Every entry below should be repeated exactly; the pictures should not.

....

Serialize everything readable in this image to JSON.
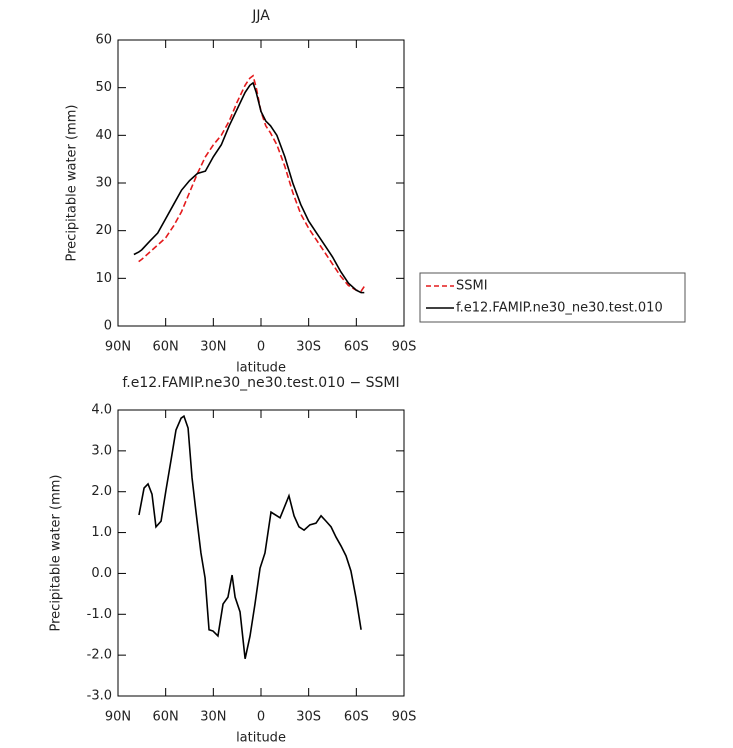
{
  "chart_data": [
    {
      "type": "line",
      "title": "JJA",
      "x_label": "latitude",
      "y_label": "Precipitable water (mm)",
      "x": [
        80,
        77,
        75,
        70,
        65,
        60,
        55,
        50,
        45,
        40,
        35,
        30,
        25,
        20,
        15,
        10,
        7,
        5,
        3,
        0,
        -3,
        -6,
        -10,
        -15,
        -20,
        -25,
        -30,
        -35,
        -40,
        -45,
        -50,
        -55,
        -60,
        -63,
        -65
      ],
      "series": [
        {
          "name": "SSMI",
          "color": "#e41a1c",
          "line_style": "dashed",
          "values": [
            null,
            13.5,
            14,
            15.5,
            17,
            18.5,
            21,
            24,
            28,
            32,
            35.5,
            38,
            40,
            43,
            47,
            50.5,
            52,
            52.5,
            50,
            45,
            42,
            40.5,
            38,
            33.5,
            28,
            23.5,
            20.5,
            18,
            15.5,
            13,
            10.5,
            8.5,
            7.5,
            7.3,
            8.3
          ]
        },
        {
          "name": "f.e12.FAMIP.ne30_ne30.test.010",
          "color": "#000000",
          "line_style": "solid",
          "values": [
            15,
            15.5,
            16,
            17.8,
            19.5,
            22.5,
            25.5,
            28.5,
            30.5,
            32,
            32.5,
            35.5,
            38,
            42,
            45.5,
            49,
            50.5,
            51,
            49,
            45,
            43,
            42,
            40,
            35.5,
            30,
            25.5,
            22,
            19.5,
            17,
            14.5,
            11.5,
            9,
            7.5,
            7,
            7
          ]
        }
      ],
      "xlim": [
        90,
        -90
      ],
      "xticks": [
        {
          "value": 90,
          "label": "90N"
        },
        {
          "value": 60,
          "label": "60N"
        },
        {
          "value": 30,
          "label": "30N"
        },
        0,
        {
          "value": -30,
          "label": "30S"
        },
        {
          "value": -60,
          "label": "60S"
        },
        {
          "value": -90,
          "label": "90S"
        }
      ],
      "ylim": [
        0,
        60
      ],
      "yticks": [
        0,
        10,
        20,
        30,
        40,
        50,
        60
      ],
      "legend": "right"
    },
    {
      "type": "line",
      "title": "f.e12.FAMIP.ne30_ne30.test.010 − SSMI",
      "x_label": "latitude",
      "y_label": "Precipitable water (mm)",
      "x": [
        76.8,
        73.6,
        71.1,
        68.6,
        66.1,
        62.9,
        59.8,
        56.6,
        53.5,
        50.3,
        48.5,
        45.9,
        43.4,
        40.9,
        37.8,
        35.2,
        32.7,
        30.2,
        27.1,
        23.9,
        20.8,
        18.2,
        16.3,
        13.2,
        10,
        6.9,
        3.8,
        0.6,
        -2.5,
        -6.3,
        -12,
        -17.6,
        -20.8,
        -23.9,
        -27.1,
        -30.8,
        -34.6,
        -37.8,
        -40.9,
        -44.1,
        -47.2,
        -50.4,
        -53.5,
        -56.6,
        -59.8,
        -63
      ],
      "series": [
        {
          "name": "f.e12.FAMIP.ne30_ne30.test.010 − SSMI",
          "color": "#000000",
          "line_style": "solid",
          "values": [
            1.43,
            2.09,
            2.19,
            1.94,
            1.14,
            1.28,
            2.04,
            2.78,
            3.51,
            3.8,
            3.85,
            3.56,
            2.34,
            1.5,
            0.5,
            -0.11,
            -1.38,
            -1.41,
            -1.53,
            -0.75,
            -0.58,
            -0.04,
            -0.58,
            -0.94,
            -2.09,
            -1.53,
            -0.75,
            0.13,
            0.5,
            1.5,
            1.36,
            1.9,
            1.41,
            1.14,
            1.06,
            1.19,
            1.23,
            1.41,
            1.28,
            1.14,
            0.89,
            0.67,
            0.43,
            0.06,
            -0.6,
            -1.38
          ]
        }
      ],
      "xlim": [
        90,
        -90
      ],
      "xticks": [
        {
          "value": 90,
          "label": "90N"
        },
        {
          "value": 60,
          "label": "60N"
        },
        {
          "value": 30,
          "label": "30N"
        },
        0,
        {
          "value": -30,
          "label": "30S"
        },
        {
          "value": -60,
          "label": "60S"
        },
        {
          "value": -90,
          "label": "90S"
        }
      ],
      "ylim": [
        -3,
        4
      ],
      "yticks": [
        {
          "value": -3,
          "label": "-3.0"
        },
        {
          "value": -2,
          "label": "-2.0"
        },
        {
          "value": -1,
          "label": "-1.0"
        },
        {
          "value": 0,
          "label": "0.0"
        },
        {
          "value": 1,
          "label": "1.0"
        },
        {
          "value": 2,
          "label": "2.0"
        },
        {
          "value": 3,
          "label": "3.0"
        },
        {
          "value": 4,
          "label": "4.0"
        }
      ]
    }
  ]
}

....

• [Finished task]
Serialize everything readable in this image to JSON.
{
  "chart_data": [
    {
      "type": "line",
      "title": "JJA",
      "x_label": "latitude",
      "y_label": "Precipitable water (mm)",
      "x": [
        80,
        77,
        75,
        70,
        65,
        60,
        55,
        50,
        45,
        40,
        35,
        30,
        25,
        20,
        15,
        10,
        7,
        5,
        3,
        0,
        -3,
        -6,
        -10,
        -15,
        -20,
        -25,
        -30,
        -35,
        -40,
        -45,
        -50,
        -55,
        -60,
        -63,
        -65
      ],
      "series": [
        {
          "name": "SSMI",
          "color": "#e41a1c",
          "line_style": "dashed",
          "values": [
            null,
            13.5,
            14,
            15.5,
            17,
            18.5,
            21,
            24,
            28,
            32,
            35.5,
            38,
            40,
            43,
            47,
            50.5,
            52,
            52.5,
            50,
            45,
            42,
            40.5,
            38,
            33.5,
            28,
            23.5,
            20.5,
            18,
            15.5,
            13,
            10.5,
            8.5,
            7.5,
            7.3,
            8.3
          ]
        },
        {
          "name": "f.e12.FAMIP.ne30_ne30.test.010",
          "color": "#000000",
          "line_style": "solid",
          "values": [
            15,
            15.5,
            16,
            17.8,
            19.5,
            22.5,
            25.5,
            28.5,
            30.5,
            32,
            32.5,
            35.5,
            38,
            42,
            45.5,
            49,
            50.5,
            51,
            49,
            45,
            43,
            42,
            40,
            35.5,
            30,
            25.5,
            22,
            19.5,
            17,
            14.5,
            11.5,
            9,
            7.5,
            7,
            7
          ]
        }
      ],
      "xlim": [
        90,
        -90
      ],
      "xticks": [
        {
          "value": 90,
          "label": "90N"
        },
        {
          "value": 60,
          "label": "60N"
        },
        {
          "value": 30,
          "label": "30N"
        },
        0,
        {
          "value": -30,
          "label": "30S"
        },
        {
          "value": -60,
          "label": "60S"
        },
        {
          "value": -90,
          "label": "90S"
        }
      ],
      "ylim": [
        0,
        60
      ],
      "yticks": [
        0,
        10,
        20,
        30,
        40,
        50,
        60
      ],
      "legend": "right"
    },
    {
      "type": "line",
      "title": "f.e12.FAMIP.ne30_ne30.test.010 − SSMI",
      "x_label": "latitude",
      "y_label": "Precipitable water (mm)",
      "x": [
        76.8,
        73.6,
        71.1,
        68.6,
        66.1,
        62.9,
        59.8,
        56.6,
        53.5,
        50.3,
        48.5,
        45.9,
        43.4,
        40.9,
        37.8,
        35.2,
        32.7,
        30.2,
        27.1,
        23.9,
        20.8,
        18.2,
        16.3,
        13.2,
        10,
        6.9,
        3.8,
        0.6,
        -2.5,
        -6.3,
        -12,
        -17.6,
        -20.8,
        -23.9,
        -27.1,
        -30.8,
        -34.6,
        -37.8,
        -40.9,
        -44.1,
        -47.2,
        -50.4,
        -53.5,
        -56.6,
        -59.8,
        -63
      ],
      "series": [
        {
          "name": "f.e12.FAMIP.ne30_ne30.test.010 − SSMI",
          "color": "#000000",
          "line_style": "solid",
          "values": [
            1.43,
            2.09,
            2.19,
            1.94,
            1.14,
            1.28,
            2.04,
            2.78,
            3.51,
            3.8,
            3.85,
            3.56,
            2.34,
            1.5,
            0.5,
            -0.11,
            -1.38,
            -1.41,
            -1.53,
            -0.75,
            -0.58,
            -0.04,
            -0.58,
            -0.94,
            -2.09,
            -1.53,
            -0.75,
            0.13,
            0.5,
            1.5,
            1.36,
            1.9,
            1.41,
            1.14,
            1.06,
            1.19,
            1.23,
            1.41,
            1.28,
            1.14,
            0.89,
            0.67,
            0.43,
            0.06,
            -0.6,
            -1.38
          ]
        }
      ],
      "xlim": [
        90,
        -90
      ],
      "xticks": [
        {
          "value": 90,
          "label": "90N"
        },
        {
          "value": 60,
          "label": "60N"
        },
        {
          "value": 30,
          "label": "30N"
        },
        0,
        {
          "value": -30,
          "label": "30S"
        },
        {
          "value": -60,
          "label": "60S"
        },
        {
          "value": -90,
          "label": "90S"
        }
      ],
      "ylim": [
        -3,
        4
      ],
      "yticks": [
        {
          "value": -3,
          "label": "-3.0"
        },
        {
          "value": -2,
          "label": "-2.0"
        },
        {
          "value": -1,
          "label": "-1.0"
        },
        {
          "value": 0,
          "label": "0.0"
        },
        {
          "value": 1,
          "label": "1.0"
        },
        {
          "value": 2,
          "label": "2.0"
        },
        {
          "value": 3,
          "label": "3.0"
        },
        {
          "value": 4,
          "label": "4.0"
        }
      ]
    }
  ]
}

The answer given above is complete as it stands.